» Written exercise: Can you restate the records below word for word?

» Entries provided:
■ ■ ■ ■

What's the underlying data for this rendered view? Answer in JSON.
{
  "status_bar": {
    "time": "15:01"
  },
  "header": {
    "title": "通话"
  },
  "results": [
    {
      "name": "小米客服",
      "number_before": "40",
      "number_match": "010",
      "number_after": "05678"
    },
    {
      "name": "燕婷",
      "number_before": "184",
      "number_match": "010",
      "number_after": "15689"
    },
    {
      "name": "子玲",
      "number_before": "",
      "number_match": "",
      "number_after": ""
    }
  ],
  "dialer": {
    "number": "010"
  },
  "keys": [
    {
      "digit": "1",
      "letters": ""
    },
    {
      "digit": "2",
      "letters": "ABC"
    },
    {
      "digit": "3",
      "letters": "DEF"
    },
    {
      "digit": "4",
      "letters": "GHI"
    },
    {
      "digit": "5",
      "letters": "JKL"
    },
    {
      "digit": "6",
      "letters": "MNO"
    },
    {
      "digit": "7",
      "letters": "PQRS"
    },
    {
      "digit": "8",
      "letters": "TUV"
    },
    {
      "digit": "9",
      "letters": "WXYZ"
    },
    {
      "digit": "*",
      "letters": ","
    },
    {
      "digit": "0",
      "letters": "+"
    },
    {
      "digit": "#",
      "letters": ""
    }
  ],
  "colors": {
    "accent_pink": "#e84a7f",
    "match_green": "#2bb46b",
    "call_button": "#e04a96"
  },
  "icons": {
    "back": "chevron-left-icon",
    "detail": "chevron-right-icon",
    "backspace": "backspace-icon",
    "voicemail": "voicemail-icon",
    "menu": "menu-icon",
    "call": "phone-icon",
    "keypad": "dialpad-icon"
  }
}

■ ■ ■ ■

» Response to this exercise:
What's the underlying data for this rendered view? Answer in JSON.
{
  "status_bar": {
    "time": "15:01"
  },
  "header": {
    "title": "通话"
  },
  "results": [
    {
      "name": "小米客服",
      "number_before": "40",
      "number_match": "010",
      "number_after": "05678"
    },
    {
      "name": "燕婷",
      "number_before": "184",
      "number_match": "010",
      "number_after": "15689"
    },
    {
      "name": "子玲",
      "number_before": "",
      "number_match": "",
      "number_after": ""
    }
  ],
  "dialer": {
    "number": "010"
  },
  "keys": [
    {
      "digit": "1",
      "letters": ""
    },
    {
      "digit": "2",
      "letters": "ABC"
    },
    {
      "digit": "3",
      "letters": "DEF"
    },
    {
      "digit": "4",
      "letters": "GHI"
    },
    {
      "digit": "5",
      "letters": "JKL"
    },
    {
      "digit": "6",
      "letters": "MNO"
    },
    {
      "digit": "7",
      "letters": "PQRS"
    },
    {
      "digit": "8",
      "letters": "TUV"
    },
    {
      "digit": "9",
      "letters": "WXYZ"
    },
    {
      "digit": "*",
      "letters": ","
    },
    {
      "digit": "0",
      "letters": "+"
    },
    {
      "digit": "#",
      "letters": ""
    }
  ],
  "colors": {
    "accent_pink": "#e84a7f",
    "match_green": "#2bb46b",
    "call_button": "#e04a96"
  },
  "icons": {
    "back": "chevron-left-icon",
    "detail": "chevron-right-icon",
    "backspace": "backspace-icon",
    "voicemail": "voicemail-icon",
    "menu": "menu-icon",
    "call": "phone-icon",
    "keypad": "dialpad-icon"
  }
}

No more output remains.